PROBLEM TO WORK ON
Write out each entry, exactly the way it appears.

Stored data
= = =

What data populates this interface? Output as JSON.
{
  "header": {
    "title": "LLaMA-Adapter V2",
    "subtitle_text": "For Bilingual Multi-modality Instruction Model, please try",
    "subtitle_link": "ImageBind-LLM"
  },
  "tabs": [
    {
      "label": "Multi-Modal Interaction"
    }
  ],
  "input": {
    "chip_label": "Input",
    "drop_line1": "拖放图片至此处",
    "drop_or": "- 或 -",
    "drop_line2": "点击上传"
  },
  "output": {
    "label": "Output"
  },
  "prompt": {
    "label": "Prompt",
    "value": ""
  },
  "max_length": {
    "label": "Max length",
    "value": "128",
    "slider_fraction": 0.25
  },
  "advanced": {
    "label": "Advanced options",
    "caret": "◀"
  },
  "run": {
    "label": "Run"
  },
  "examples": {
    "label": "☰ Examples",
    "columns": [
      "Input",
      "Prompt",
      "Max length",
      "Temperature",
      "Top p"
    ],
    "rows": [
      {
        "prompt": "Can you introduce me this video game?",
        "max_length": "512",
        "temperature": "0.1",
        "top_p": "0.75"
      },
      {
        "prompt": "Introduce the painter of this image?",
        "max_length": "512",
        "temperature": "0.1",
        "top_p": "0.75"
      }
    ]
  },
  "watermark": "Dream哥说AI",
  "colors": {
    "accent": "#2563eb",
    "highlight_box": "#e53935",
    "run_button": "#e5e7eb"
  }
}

= = =

RESPONSE FOR THIS EXERCISE
What data populates this interface? Output as JSON.
{
  "header": {
    "title": "LLaMA-Adapter V2",
    "subtitle_text": "For Bilingual Multi-modality Instruction Model, please try",
    "subtitle_link": "ImageBind-LLM"
  },
  "tabs": [
    {
      "label": "Multi-Modal Interaction"
    }
  ],
  "input": {
    "chip_label": "Input",
    "drop_line1": "拖放图片至此处",
    "drop_or": "- 或 -",
    "drop_line2": "点击上传"
  },
  "output": {
    "label": "Output"
  },
  "prompt": {
    "label": "Prompt",
    "value": ""
  },
  "max_length": {
    "label": "Max length",
    "value": "128",
    "slider_fraction": 0.25
  },
  "advanced": {
    "label": "Advanced options",
    "caret": "◀"
  },
  "run": {
    "label": "Run"
  },
  "examples": {
    "label": "☰ Examples",
    "columns": [
      "Input",
      "Prompt",
      "Max length",
      "Temperature",
      "Top p"
    ],
    "rows": [
      {
        "prompt": "Can you introduce me this video game?",
        "max_length": "512",
        "temperature": "0.1",
        "top_p": "0.75"
      },
      {
        "prompt": "Introduce the painter of this image?",
        "max_length": "512",
        "temperature": "0.1",
        "top_p": "0.75"
      }
    ]
  },
  "watermark": "Dream哥说AI",
  "colors": {
    "accent": "#2563eb",
    "highlight_box": "#e53935",
    "run_button": "#e5e7eb"
  }
}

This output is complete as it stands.